##### MATERIAL FOR THIS TASK

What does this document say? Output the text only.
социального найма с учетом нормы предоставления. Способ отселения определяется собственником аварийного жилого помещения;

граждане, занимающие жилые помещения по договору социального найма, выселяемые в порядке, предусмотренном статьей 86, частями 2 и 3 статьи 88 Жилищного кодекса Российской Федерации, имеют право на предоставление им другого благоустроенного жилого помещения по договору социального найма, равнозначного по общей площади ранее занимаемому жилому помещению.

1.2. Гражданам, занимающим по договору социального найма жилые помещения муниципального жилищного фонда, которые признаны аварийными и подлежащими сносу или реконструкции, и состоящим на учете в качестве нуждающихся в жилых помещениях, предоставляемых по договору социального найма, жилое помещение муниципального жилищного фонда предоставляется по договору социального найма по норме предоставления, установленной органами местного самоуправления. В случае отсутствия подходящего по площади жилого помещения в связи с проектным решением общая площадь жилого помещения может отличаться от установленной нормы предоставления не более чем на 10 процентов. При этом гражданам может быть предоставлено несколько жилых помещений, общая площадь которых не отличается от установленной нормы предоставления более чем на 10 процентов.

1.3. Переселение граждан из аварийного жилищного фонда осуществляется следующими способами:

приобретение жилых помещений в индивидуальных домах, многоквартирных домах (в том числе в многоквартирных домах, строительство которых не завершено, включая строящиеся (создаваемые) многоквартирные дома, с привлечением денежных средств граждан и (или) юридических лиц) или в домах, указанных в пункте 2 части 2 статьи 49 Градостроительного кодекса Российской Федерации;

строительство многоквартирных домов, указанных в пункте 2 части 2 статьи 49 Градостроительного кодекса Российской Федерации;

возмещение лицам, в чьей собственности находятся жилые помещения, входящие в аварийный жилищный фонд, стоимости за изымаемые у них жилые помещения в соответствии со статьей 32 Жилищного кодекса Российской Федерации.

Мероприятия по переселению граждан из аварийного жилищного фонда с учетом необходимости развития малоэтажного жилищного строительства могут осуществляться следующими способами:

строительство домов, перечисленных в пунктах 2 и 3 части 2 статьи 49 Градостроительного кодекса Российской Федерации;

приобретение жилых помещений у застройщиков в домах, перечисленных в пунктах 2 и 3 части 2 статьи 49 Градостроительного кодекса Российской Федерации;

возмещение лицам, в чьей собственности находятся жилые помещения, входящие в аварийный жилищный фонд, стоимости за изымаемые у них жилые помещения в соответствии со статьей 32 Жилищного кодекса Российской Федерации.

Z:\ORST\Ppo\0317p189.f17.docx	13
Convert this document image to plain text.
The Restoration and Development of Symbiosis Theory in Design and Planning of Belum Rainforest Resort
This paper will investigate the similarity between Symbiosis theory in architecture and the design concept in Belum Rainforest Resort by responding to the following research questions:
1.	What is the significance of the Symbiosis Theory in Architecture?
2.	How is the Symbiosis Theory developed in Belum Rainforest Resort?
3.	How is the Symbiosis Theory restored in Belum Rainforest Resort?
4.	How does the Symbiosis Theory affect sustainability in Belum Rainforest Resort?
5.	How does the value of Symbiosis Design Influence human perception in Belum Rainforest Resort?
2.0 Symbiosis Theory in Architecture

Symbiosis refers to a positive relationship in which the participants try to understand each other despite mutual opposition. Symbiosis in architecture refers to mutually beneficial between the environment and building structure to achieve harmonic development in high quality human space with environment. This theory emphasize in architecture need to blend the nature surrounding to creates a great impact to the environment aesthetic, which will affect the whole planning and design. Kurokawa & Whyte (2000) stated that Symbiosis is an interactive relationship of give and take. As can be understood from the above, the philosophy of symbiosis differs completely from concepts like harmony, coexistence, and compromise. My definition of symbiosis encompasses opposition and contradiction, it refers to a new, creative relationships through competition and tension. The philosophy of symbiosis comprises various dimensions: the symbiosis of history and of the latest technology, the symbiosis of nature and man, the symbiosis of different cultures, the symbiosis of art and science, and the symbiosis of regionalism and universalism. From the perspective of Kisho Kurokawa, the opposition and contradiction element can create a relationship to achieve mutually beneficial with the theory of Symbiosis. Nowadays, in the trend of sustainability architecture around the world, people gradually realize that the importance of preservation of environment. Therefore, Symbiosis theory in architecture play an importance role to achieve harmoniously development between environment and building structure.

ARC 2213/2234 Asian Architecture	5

##########

AIM OF THE TASK: Output the full listing exactly as it stands.

RESULT OF THE TASK:
What does this document say? Output the text only.
социального найма с учетом нормы предоставления. Способ отселения определяется собственником аварийного жилого помещения;

граждане, занимающие жилые помещения по договору социального найма, выселяемые в порядке, предусмотренном статьей 86, частями 2 и 3 статьи 88 Жилищного кодекса Российской Федерации, имеют право на предоставление им другого благоустроенного жилого помещения по договору социального найма, равнозначного по общей площади ранее занимаемому жилому помещению.

1.2. Гражданам, занимающим по договору социального найма жилые помещения муниципального жилищного фонда, которые признаны аварийными и подлежащими сносу или реконструкции, и состоящим на учете в качестве нуждающихся в жилых помещениях, предоставляемых по договору социального найма, жилое помещение муниципального жилищного фонда предоставляется по договору социального найма по норме предоставления, установленной органами местного самоуправления. В случае отсутствия подходящего по площади жилого помещения в связи с проектным решением общая площадь жилого помещения может отличаться от установленной нормы предоставления не более чем на 10 процентов. При этом гражданам может быть предоставлено несколько жилых помещений, общая площадь которых не отличается от установленной нормы предоставления более чем на 10 процентов.

1.3. Переселение граждан из аварийного жилищного фонда осуществляется следующими способами:

приобретение жилых помещений в индивидуальных домах, многоквартирных домах (в том числе в многоквартирных домах, строительство которых не завершено, включая строящиеся (создаваемые) многоквартирные дома, с привлечением денежных средств граждан и (или) юридических лиц) или в домах, указанных в пункте 2 части 2 статьи 49 Градостроительного кодекса Российской Федерации;

строительство многоквартирных домов, указанных в пункте 2 части 2 статьи 49 Градостроительного кодекса Российской Федерации;

возмещение лицам, в чьей собственности находятся жилые помещения, входящие в аварийный жилищный фонд, стоимости за изымаемые у них жилые помещения в соответствии со статьей 32 Жилищного кодекса Российской Федерации.

Мероприятия по переселению граждан из аварийного жилищного фонда с учетом необходимости развития малоэтажного жилищного строительства могут осуществляться следующими способами:

строительство домов, перечисленных в пунктах 2 и 3 части 2 статьи 49 Градостроительного кодекса Российской Федерации;

приобретение жилых помещений у застройщиков в домах, перечисленных в пунктах 2 и 3 части 2 статьи 49 Градостроительного кодекса Российской Федерации;

возмещение лицам, в чьей собственности находятся жилые помещения, входящие в аварийный жилищный фонд, стоимости за изымаемые у них жилые помещения в соответствии со статьей 32 Жилищного кодекса Российской Федерации.

Z:\ORST\Ppo\0317p189.f17.docx	13
Convert this document image to plain text.
The Restoration and Development of Symbiosis Theory in Design and Planning of Belum Rainforest Resort
This paper will investigate the similarity between Symbiosis theory in architecture and the design concept in Belum Rainforest Resort by responding to the following research questions:
1.	What is the significance of the Symbiosis Theory in Architecture?
2.	How is the Symbiosis Theory developed in Belum Rainforest Resort?
3.	How is the Symbiosis Theory restored in Belum Rainforest Resort?
4.	How does the Symbiosis Theory affect sustainability in Belum Rainforest Resort?
5.	How does the value of Symbiosis Design Influence human perception in Belum Rainforest Resort?
2.0 Symbiosis Theory in Architecture

Symbiosis refers to a positive relationship in which the participants try to understand each other despite mutual opposition. Symbiosis in architecture refers to mutually beneficial between the environment and building structure to achieve harmonic development in high quality human space with environment. This theory emphasize in architecture need to blend the nature surrounding to creates a great impact to the environment aesthetic, which will affect the whole planning and design. Kurokawa & Whyte (2000) stated that Symbiosis is an interactive relationship of give and take. As can be understood from the above, the philosophy of symbiosis differs completely from concepts like harmony, coexistence, and compromise. My definition of symbiosis encompasses opposition and contradiction, it refers to a new, creative relationships through competition and tension. The philosophy of symbiosis comprises various dimensions: the symbiosis of history and of the latest technology, the symbiosis of nature and man, the symbiosis of different cultures, the symbiosis of art and science, and the symbiosis of regionalism and universalism. From the perspective of Kisho Kurokawa, the opposition and contradiction element can create a relationship to achieve mutually beneficial with the theory of Symbiosis. Nowadays, in the trend of sustainability architecture around the world, people gradually realize that the importance of preservation of environment. Therefore, Symbiosis theory in architecture play an importance role to achieve harmoniously development between environment and building structure.

ARC 2213/2234 Asian Architecture	5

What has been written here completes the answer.